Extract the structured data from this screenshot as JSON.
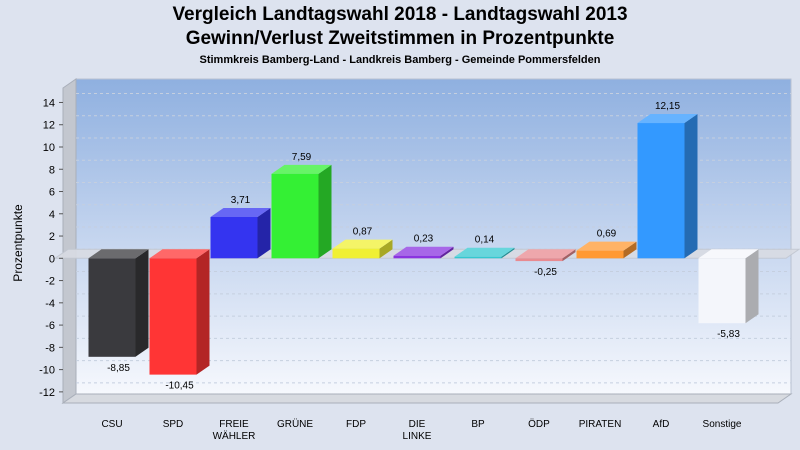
{
  "chart_data": {
    "type": "bar",
    "title": "Vergleich Landtagswahl 2018 - Landtagswahl 2013",
    "title2": "Gewinn/Verlust Zweitstimmen in Prozentpunkte",
    "subtitle": "Stimmkreis Bamberg-Land - Landkreis Bamberg - Gemeinde Pommersfelden",
    "ylabel": "Prozentpunkte",
    "xlabel": "",
    "ylim": [
      -12,
      14
    ],
    "yticks": [
      14,
      12,
      10,
      8,
      6,
      4,
      2,
      0,
      -2,
      -4,
      -6,
      -8,
      -10,
      -12
    ],
    "grid": true,
    "categories": [
      "CSU",
      "SPD",
      "FREIE WÄHLER",
      "GRÜNE",
      "FDP",
      "DIE LINKE",
      "BP",
      "ÖDP",
      "PIRATEN",
      "AfD",
      "Sonstige"
    ],
    "category_labels": [
      [
        "CSU"
      ],
      [
        "SPD"
      ],
      [
        "FREIE",
        "WÄHLER"
      ],
      [
        "GRÜNE"
      ],
      [
        "FDP"
      ],
      [
        "DIE",
        "LINKE"
      ],
      [
        "BP"
      ],
      [
        "ÖDP"
      ],
      [
        "PIRATEN"
      ],
      [
        "AfD"
      ],
      [
        "Sonstige"
      ]
    ],
    "values": [
      -8.85,
      -10.45,
      3.71,
      7.59,
      0.87,
      0.23,
      0.14,
      -0.25,
      0.69,
      12.15,
      -5.83
    ],
    "value_labels": [
      "-8,85",
      "-10,45",
      "3,71",
      "7,59",
      "0,87",
      "0,23",
      "0,14",
      "-0,25",
      "0,69",
      "12,15",
      "-5,83"
    ],
    "colors": [
      "#3a3a3e",
      "#ff3535",
      "#3434f0",
      "#34f034",
      "#f0f034",
      "#8a34e0",
      "#34c8d0",
      "#e88a90",
      "#ff9933",
      "#3399ff",
      "#f4f6fb"
    ]
  }
}
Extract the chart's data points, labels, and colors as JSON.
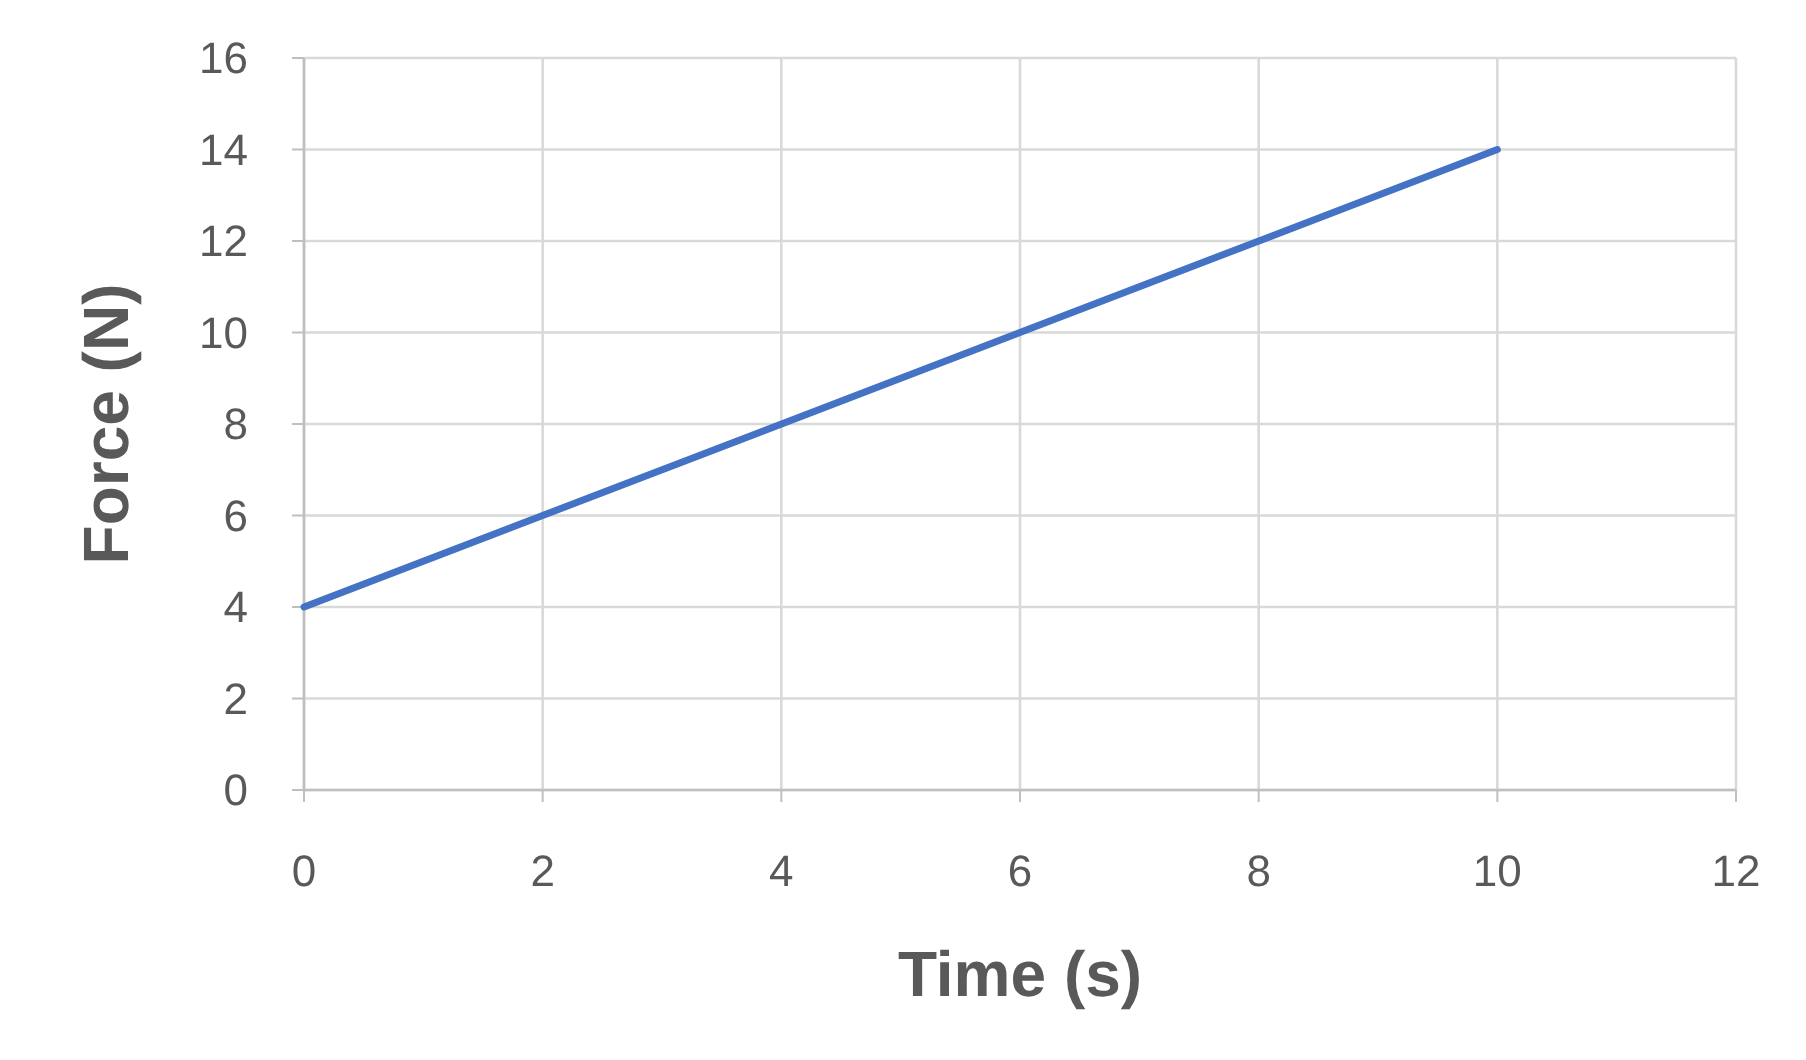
{
  "chart_data": {
    "type": "line",
    "xlabel": "Time (s)",
    "ylabel": "Force (N)",
    "x": [
      0,
      10
    ],
    "series": [
      {
        "color": "#4472c4",
        "values": [
          4,
          14
        ]
      }
    ],
    "xlim": [
      0,
      12
    ],
    "xticks": [
      0,
      2,
      4,
      6,
      8,
      10,
      12
    ],
    "ylim": [
      0,
      16
    ],
    "yticks": [
      0,
      2,
      4,
      6,
      8,
      10,
      12,
      14,
      16
    ],
    "grid": true,
    "marker": "none",
    "line_style": "solid"
  }
}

++++

EXERCISE DESCRIPTION | Copy out each line of the listing that holds "ylabel".

SOLUTION TO THIS TASK |
    "ylabel": "Prozentpunkte",
    "ylabel": "Force (N)",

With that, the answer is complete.